_Excerpted records_:
════════════════════

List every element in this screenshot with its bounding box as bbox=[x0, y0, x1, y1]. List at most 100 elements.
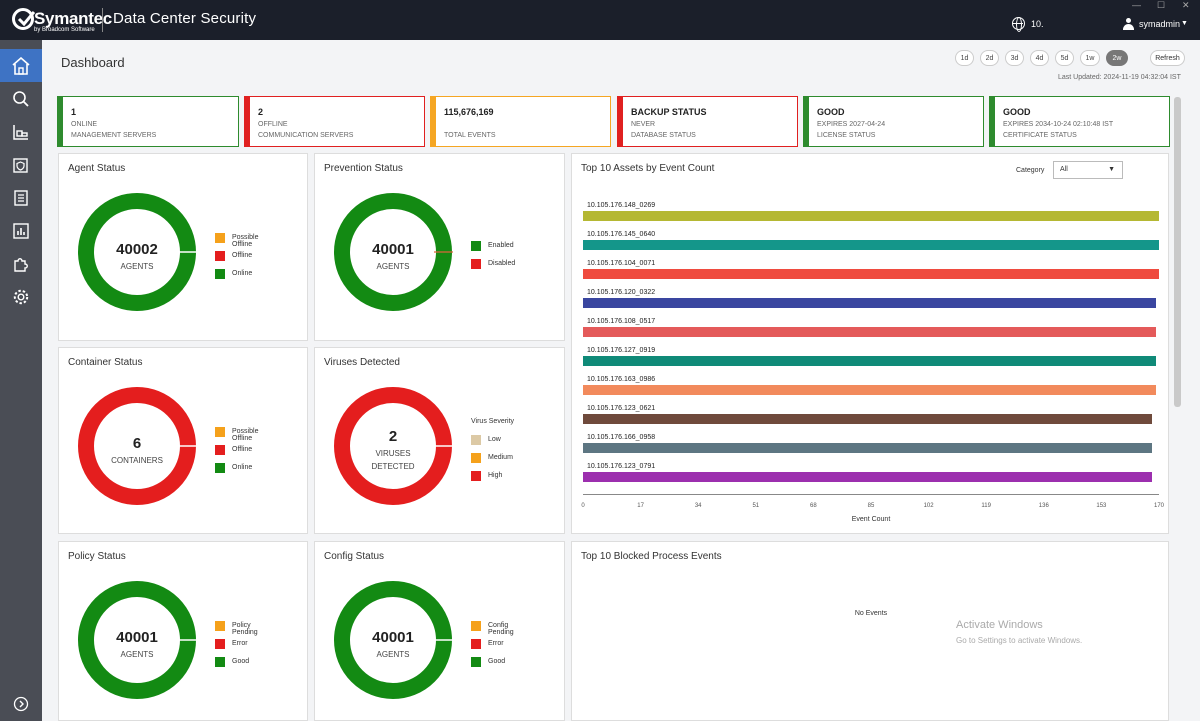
legend-swatch bbox=[471, 453, 481, 463]
legend-label: Disabled bbox=[488, 260, 516, 267]
viruses-count: 2 bbox=[388, 428, 398, 445]
legend-swatch bbox=[471, 241, 481, 251]
viruses-donut[interactable] bbox=[333, 386, 453, 506]
legend-swatch bbox=[215, 251, 225, 261]
container-status-card: Container Status 6 CONTAINERS Possible O… bbox=[58, 347, 308, 534]
bar[interactable] bbox=[583, 414, 1153, 424]
bar-label: 10.105.176.123_0621 bbox=[587, 405, 656, 412]
events-icon[interactable] bbox=[0, 181, 42, 214]
globe-icon[interactable] bbox=[1012, 16, 1025, 32]
viruses-label-1: VIRUSES bbox=[375, 449, 411, 458]
legend-item[interactable]: Medium bbox=[471, 452, 514, 470]
container-donut[interactable] bbox=[77, 386, 197, 506]
expand-icon[interactable] bbox=[0, 687, 42, 720]
legend-label: Enabled bbox=[488, 242, 514, 249]
config-count-label: AGENTS bbox=[376, 650, 410, 659]
category-label: Category bbox=[1016, 167, 1045, 174]
policies-icon[interactable] bbox=[0, 148, 42, 181]
range-1d[interactable]: 1d bbox=[955, 50, 974, 66]
search-icon[interactable] bbox=[0, 82, 42, 115]
bar[interactable] bbox=[583, 269, 1159, 279]
category-select[interactable]: All ▼ bbox=[1053, 161, 1123, 179]
legend-swatch bbox=[215, 233, 225, 243]
viruses-detected-card: Viruses Detected 2 VIRUSES DETECTED Viru… bbox=[314, 347, 565, 534]
divider bbox=[102, 8, 103, 32]
legend-label: Config Pending bbox=[488, 622, 514, 636]
chevron-down-icon[interactable]: ▼ bbox=[1181, 20, 1188, 27]
range-2d[interactable]: 2d bbox=[980, 50, 999, 66]
bar[interactable] bbox=[583, 472, 1153, 482]
bar[interactable] bbox=[583, 211, 1159, 221]
range-2w[interactable]: 2w bbox=[1106, 50, 1128, 66]
no-events-text: No Events bbox=[854, 610, 888, 617]
assets-icon[interactable] bbox=[0, 115, 42, 148]
legend-swatch bbox=[215, 427, 225, 437]
card-title: Top 10 Assets by Event Count bbox=[581, 163, 715, 174]
agent-count: 40002 bbox=[116, 241, 158, 258]
legend-swatch bbox=[215, 269, 225, 279]
bar[interactable] bbox=[583, 385, 1156, 395]
agent-donut[interactable] bbox=[77, 192, 197, 312]
card-title: Prevention Status bbox=[324, 163, 403, 174]
gear-icon[interactable] bbox=[0, 280, 42, 313]
bar[interactable] bbox=[583, 298, 1156, 308]
bar-label: 10.105.176.166_0958 bbox=[587, 434, 656, 441]
config-donut[interactable] bbox=[333, 580, 453, 700]
legend-swatch bbox=[471, 435, 481, 445]
plugins-icon[interactable] bbox=[0, 247, 42, 280]
range-3d[interactable]: 3d bbox=[1005, 50, 1024, 66]
legend-item[interactable]: Low bbox=[471, 434, 514, 452]
legend-swatch bbox=[215, 639, 225, 649]
bar[interactable] bbox=[583, 240, 1159, 250]
kpi-total-events[interactable]: 115,676,169 TOTAL EVENTS bbox=[430, 96, 611, 147]
kpi-line2: LICENSE STATUS bbox=[817, 132, 876, 139]
kpi-communication-servers[interactable]: 2 OFFLINE COMMUNICATION SERVERS bbox=[244, 96, 425, 147]
brand-name: Symantec bbox=[34, 9, 112, 28]
kpi-certificate-status[interactable]: GOOD EXPIRES 2034-10-24 02:10:48 IST CER… bbox=[989, 96, 1170, 147]
legend-item[interactable]: High bbox=[471, 470, 514, 488]
bar-label: 10.105.176.123_0791 bbox=[587, 463, 656, 470]
kpi-management-servers[interactable]: 1 ONLINE MANAGEMENT SERVERS bbox=[57, 96, 239, 147]
container-count: 6 bbox=[132, 435, 142, 452]
viruses-legend: Virus Severity Low Medium High bbox=[471, 416, 514, 488]
user-menu[interactable]: symadmin bbox=[1139, 19, 1181, 29]
bar-label: 10.105.176.104_0071 bbox=[587, 260, 656, 267]
bar-label: 10.105.176.145_0640 bbox=[587, 231, 656, 238]
config-count: 40001 bbox=[372, 629, 414, 646]
legend-label: High bbox=[488, 472, 503, 479]
kpi-line1: EXPIRES 2034-10-24 02:10:48 IST bbox=[1003, 121, 1114, 128]
kpi-database-status[interactable]: BACKUP STATUS NEVER DATABASE STATUS bbox=[617, 96, 798, 147]
range-5d[interactable]: 5d bbox=[1055, 50, 1074, 66]
home-icon[interactable] bbox=[0, 49, 42, 82]
refresh-button[interactable]: Refresh bbox=[1150, 50, 1185, 66]
minimize-icon[interactable]: — bbox=[1132, 0, 1141, 10]
kpi-value: GOOD bbox=[1003, 107, 1031, 117]
bar[interactable] bbox=[583, 443, 1153, 453]
legend-swatch bbox=[215, 463, 225, 473]
bar[interactable] bbox=[583, 356, 1156, 366]
reports-icon[interactable] bbox=[0, 214, 42, 247]
bar[interactable] bbox=[583, 327, 1156, 337]
legend-label: Error bbox=[232, 640, 248, 647]
x-tick-label: 85 bbox=[867, 503, 875, 509]
range-4d[interactable]: 4d bbox=[1030, 50, 1049, 66]
activate-windows-text: Go to Settings to activate Windows. bbox=[956, 636, 1083, 645]
prevention-donut[interactable] bbox=[333, 192, 453, 312]
kpi-line2: TOTAL EVENTS bbox=[444, 132, 496, 139]
bar-label: 10.105.176.108_0517 bbox=[587, 318, 656, 325]
x-tick-label: 0 bbox=[581, 503, 585, 509]
range-1w[interactable]: 1w bbox=[1080, 50, 1100, 66]
maximize-icon[interactable]: ☐ bbox=[1157, 0, 1166, 10]
kpi-license-status[interactable]: GOOD EXPIRES 2027-04-24 LICENSE STATUS bbox=[803, 96, 984, 147]
policy-donut[interactable] bbox=[77, 580, 197, 700]
close-icon[interactable]: ✕ bbox=[1182, 0, 1190, 10]
category-value: All bbox=[1060, 166, 1068, 173]
scrollbar[interactable] bbox=[1174, 97, 1181, 407]
config-status-card: Config Status 40001 AGENTS Config Pendin… bbox=[314, 541, 565, 721]
x-tick-label: 68 bbox=[810, 503, 817, 509]
x-tick-label: 17 bbox=[637, 503, 644, 509]
x-axis-title: Event Count bbox=[851, 516, 891, 523]
language-selector[interactable]: 10. bbox=[1031, 19, 1044, 29]
kpi-line1: EXPIRES 2027-04-24 bbox=[817, 121, 886, 128]
kpi-line1: OFFLINE bbox=[258, 121, 288, 128]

════════════════════

_Required action_: Report the number of lines in the listing above that hold the word "AGENTS", and give no other text.

_Written answer_: 2